*Task statement*. Your task is to repeat the entries exactly. Leave the pictures out.

[Start Listed entries]

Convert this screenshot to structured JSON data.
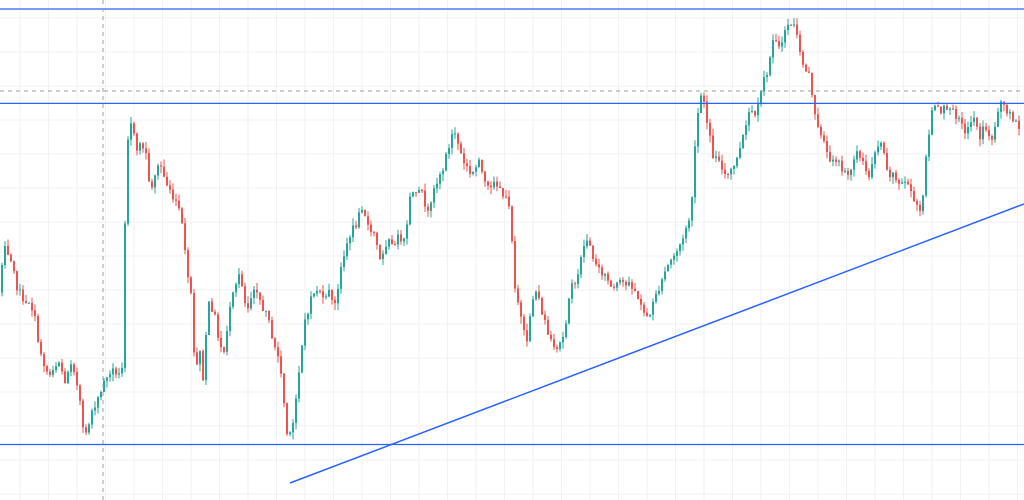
{
  "colors": {
    "background": "#ffffff",
    "grid": "#f0f2f5",
    "up": "#26a69a",
    "down": "#ef5350",
    "drawing_line": "#2962ff",
    "crosshair": "#9e9e9e"
  },
  "chart_data": {
    "type": "candlestick",
    "title": "",
    "xlabel": "",
    "ylabel": "",
    "grid": true,
    "legend": "none",
    "ylim": [
      0,
      100
    ],
    "candles_anchor_closes": [
      [
        0,
        36
      ],
      [
        5,
        46
      ],
      [
        12,
        42
      ],
      [
        20,
        36
      ],
      [
        28,
        34
      ],
      [
        36,
        30
      ],
      [
        44,
        19
      ],
      [
        52,
        17
      ],
      [
        60,
        20
      ],
      [
        66,
        16
      ],
      [
        72,
        19
      ],
      [
        80,
        14
      ],
      [
        86,
        3
      ],
      [
        96,
        11
      ],
      [
        110,
        18
      ],
      [
        124,
        18
      ],
      [
        127,
        67
      ],
      [
        133,
        75
      ],
      [
        138,
        69
      ],
      [
        146,
        69
      ],
      [
        152,
        58
      ],
      [
        160,
        66
      ],
      [
        168,
        60
      ],
      [
        174,
        58
      ],
      [
        182,
        55
      ],
      [
        186,
        45
      ],
      [
        192,
        36
      ],
      [
        196,
        19
      ],
      [
        201,
        22
      ],
      [
        204,
        17
      ],
      [
        210,
        35
      ],
      [
        216,
        30
      ],
      [
        221,
        24
      ],
      [
        226,
        22
      ],
      [
        232,
        36
      ],
      [
        240,
        40
      ],
      [
        248,
        31
      ],
      [
        254,
        36
      ],
      [
        262,
        34
      ],
      [
        270,
        29
      ],
      [
        276,
        24
      ],
      [
        282,
        18
      ],
      [
        288,
        4
      ],
      [
        294,
        7
      ],
      [
        300,
        17
      ],
      [
        306,
        30
      ],
      [
        314,
        36
      ],
      [
        322,
        36
      ],
      [
        330,
        36
      ],
      [
        336,
        34
      ],
      [
        344,
        43
      ],
      [
        350,
        49
      ],
      [
        356,
        51
      ],
      [
        362,
        54
      ],
      [
        368,
        52
      ],
      [
        376,
        49
      ],
      [
        382,
        43
      ],
      [
        390,
        47
      ],
      [
        398,
        48
      ],
      [
        406,
        49
      ],
      [
        412,
        59
      ],
      [
        420,
        60
      ],
      [
        428,
        55
      ],
      [
        436,
        59
      ],
      [
        442,
        63
      ],
      [
        448,
        67
      ],
      [
        454,
        73
      ],
      [
        460,
        69
      ],
      [
        466,
        65
      ],
      [
        472,
        63
      ],
      [
        480,
        65
      ],
      [
        488,
        61
      ],
      [
        496,
        60
      ],
      [
        502,
        59
      ],
      [
        508,
        58
      ],
      [
        512,
        51
      ],
      [
        516,
        36
      ],
      [
        522,
        31
      ],
      [
        528,
        26
      ],
      [
        536,
        37
      ],
      [
        544,
        31
      ],
      [
        550,
        26
      ],
      [
        558,
        24
      ],
      [
        566,
        27
      ],
      [
        572,
        37
      ],
      [
        580,
        41
      ],
      [
        586,
        48
      ],
      [
        592,
        46
      ],
      [
        598,
        41
      ],
      [
        606,
        40
      ],
      [
        614,
        37
      ],
      [
        620,
        40
      ],
      [
        626,
        38
      ],
      [
        632,
        37
      ],
      [
        640,
        35
      ],
      [
        646,
        30
      ],
      [
        652,
        32
      ],
      [
        658,
        36
      ],
      [
        664,
        40
      ],
      [
        670,
        43
      ],
      [
        678,
        45
      ],
      [
        686,
        50
      ],
      [
        692,
        53
      ],
      [
        696,
        70
      ],
      [
        700,
        79
      ],
      [
        704,
        82
      ],
      [
        708,
        74
      ],
      [
        714,
        67
      ],
      [
        720,
        65
      ],
      [
        726,
        63
      ],
      [
        732,
        64
      ],
      [
        738,
        66
      ],
      [
        744,
        72
      ],
      [
        750,
        77
      ],
      [
        756,
        77
      ],
      [
        762,
        82
      ],
      [
        768,
        86
      ],
      [
        774,
        92
      ],
      [
        780,
        92
      ],
      [
        786,
        95
      ],
      [
        792,
        97
      ],
      [
        798,
        95
      ],
      [
        804,
        87
      ],
      [
        810,
        85
      ],
      [
        816,
        77
      ],
      [
        822,
        71
      ],
      [
        828,
        68
      ],
      [
        834,
        65
      ],
      [
        840,
        65
      ],
      [
        846,
        63
      ],
      [
        852,
        64
      ],
      [
        858,
        67
      ],
      [
        864,
        66
      ],
      [
        870,
        62
      ],
      [
        876,
        67
      ],
      [
        882,
        70
      ],
      [
        888,
        63
      ],
      [
        894,
        62
      ],
      [
        900,
        61
      ],
      [
        906,
        61
      ],
      [
        912,
        59
      ],
      [
        918,
        56
      ],
      [
        922,
        54
      ],
      [
        928,
        68
      ],
      [
        932,
        76
      ],
      [
        936,
        79
      ],
      [
        944,
        77
      ],
      [
        950,
        79
      ],
      [
        956,
        75
      ],
      [
        962,
        74
      ],
      [
        968,
        72
      ],
      [
        974,
        76
      ],
      [
        980,
        71
      ],
      [
        986,
        74
      ],
      [
        992,
        69
      ],
      [
        998,
        76
      ],
      [
        1004,
        79
      ],
      [
        1010,
        76
      ],
      [
        1016,
        74
      ]
    ],
    "horizontal_levels": [
      1.7,
      78.7,
      100
    ],
    "crosshair": {
      "candle_index": 86,
      "price": 81.5
    },
    "trendline": {
      "from": [
        290,
        -7
      ],
      "to": [
        1024,
        56
      ]
    }
  }
}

[End Listed entries]

*Written solution*.
Convert this screenshot to structured JSON data.
{
  "colors": {
    "background": "#ffffff",
    "grid": "#f0f2f5",
    "up": "#26a69a",
    "down": "#ef5350",
    "drawing_line": "#2962ff",
    "crosshair": "#9e9e9e"
  },
  "chart_data": {
    "type": "candlestick",
    "title": "",
    "xlabel": "",
    "ylabel": "",
    "grid": true,
    "legend": "none",
    "ylim": [
      0,
      100
    ],
    "candles_anchor_closes": [
      [
        0,
        36
      ],
      [
        5,
        46
      ],
      [
        12,
        42
      ],
      [
        20,
        36
      ],
      [
        28,
        34
      ],
      [
        36,
        30
      ],
      [
        44,
        19
      ],
      [
        52,
        17
      ],
      [
        60,
        20
      ],
      [
        66,
        16
      ],
      [
        72,
        19
      ],
      [
        80,
        14
      ],
      [
        86,
        3
      ],
      [
        96,
        11
      ],
      [
        110,
        18
      ],
      [
        124,
        18
      ],
      [
        127,
        67
      ],
      [
        133,
        75
      ],
      [
        138,
        69
      ],
      [
        146,
        69
      ],
      [
        152,
        58
      ],
      [
        160,
        66
      ],
      [
        168,
        60
      ],
      [
        174,
        58
      ],
      [
        182,
        55
      ],
      [
        186,
        45
      ],
      [
        192,
        36
      ],
      [
        196,
        19
      ],
      [
        201,
        22
      ],
      [
        204,
        17
      ],
      [
        210,
        35
      ],
      [
        216,
        30
      ],
      [
        221,
        24
      ],
      [
        226,
        22
      ],
      [
        232,
        36
      ],
      [
        240,
        40
      ],
      [
        248,
        31
      ],
      [
        254,
        36
      ],
      [
        262,
        34
      ],
      [
        270,
        29
      ],
      [
        276,
        24
      ],
      [
        282,
        18
      ],
      [
        288,
        4
      ],
      [
        294,
        7
      ],
      [
        300,
        17
      ],
      [
        306,
        30
      ],
      [
        314,
        36
      ],
      [
        322,
        36
      ],
      [
        330,
        36
      ],
      [
        336,
        34
      ],
      [
        344,
        43
      ],
      [
        350,
        49
      ],
      [
        356,
        51
      ],
      [
        362,
        54
      ],
      [
        368,
        52
      ],
      [
        376,
        49
      ],
      [
        382,
        43
      ],
      [
        390,
        47
      ],
      [
        398,
        48
      ],
      [
        406,
        49
      ],
      [
        412,
        59
      ],
      [
        420,
        60
      ],
      [
        428,
        55
      ],
      [
        436,
        59
      ],
      [
        442,
        63
      ],
      [
        448,
        67
      ],
      [
        454,
        73
      ],
      [
        460,
        69
      ],
      [
        466,
        65
      ],
      [
        472,
        63
      ],
      [
        480,
        65
      ],
      [
        488,
        61
      ],
      [
        496,
        60
      ],
      [
        502,
        59
      ],
      [
        508,
        58
      ],
      [
        512,
        51
      ],
      [
        516,
        36
      ],
      [
        522,
        31
      ],
      [
        528,
        26
      ],
      [
        536,
        37
      ],
      [
        544,
        31
      ],
      [
        550,
        26
      ],
      [
        558,
        24
      ],
      [
        566,
        27
      ],
      [
        572,
        37
      ],
      [
        580,
        41
      ],
      [
        586,
        48
      ],
      [
        592,
        46
      ],
      [
        598,
        41
      ],
      [
        606,
        40
      ],
      [
        614,
        37
      ],
      [
        620,
        40
      ],
      [
        626,
        38
      ],
      [
        632,
        37
      ],
      [
        640,
        35
      ],
      [
        646,
        30
      ],
      [
        652,
        32
      ],
      [
        658,
        36
      ],
      [
        664,
        40
      ],
      [
        670,
        43
      ],
      [
        678,
        45
      ],
      [
        686,
        50
      ],
      [
        692,
        53
      ],
      [
        696,
        70
      ],
      [
        700,
        79
      ],
      [
        704,
        82
      ],
      [
        708,
        74
      ],
      [
        714,
        67
      ],
      [
        720,
        65
      ],
      [
        726,
        63
      ],
      [
        732,
        64
      ],
      [
        738,
        66
      ],
      [
        744,
        72
      ],
      [
        750,
        77
      ],
      [
        756,
        77
      ],
      [
        762,
        82
      ],
      [
        768,
        86
      ],
      [
        774,
        92
      ],
      [
        780,
        92
      ],
      [
        786,
        95
      ],
      [
        792,
        97
      ],
      [
        798,
        95
      ],
      [
        804,
        87
      ],
      [
        810,
        85
      ],
      [
        816,
        77
      ],
      [
        822,
        71
      ],
      [
        828,
        68
      ],
      [
        834,
        65
      ],
      [
        840,
        65
      ],
      [
        846,
        63
      ],
      [
        852,
        64
      ],
      [
        858,
        67
      ],
      [
        864,
        66
      ],
      [
        870,
        62
      ],
      [
        876,
        67
      ],
      [
        882,
        70
      ],
      [
        888,
        63
      ],
      [
        894,
        62
      ],
      [
        900,
        61
      ],
      [
        906,
        61
      ],
      [
        912,
        59
      ],
      [
        918,
        56
      ],
      [
        922,
        54
      ],
      [
        928,
        68
      ],
      [
        932,
        76
      ],
      [
        936,
        79
      ],
      [
        944,
        77
      ],
      [
        950,
        79
      ],
      [
        956,
        75
      ],
      [
        962,
        74
      ],
      [
        968,
        72
      ],
      [
        974,
        76
      ],
      [
        980,
        71
      ],
      [
        986,
        74
      ],
      [
        992,
        69
      ],
      [
        998,
        76
      ],
      [
        1004,
        79
      ],
      [
        1010,
        76
      ],
      [
        1016,
        74
      ]
    ],
    "horizontal_levels": [
      1.7,
      78.7,
      100
    ],
    "crosshair": {
      "candle_index": 86,
      "price": 81.5
    },
    "trendline": {
      "from": [
        290,
        -7
      ],
      "to": [
        1024,
        56
      ]
    }
  }
}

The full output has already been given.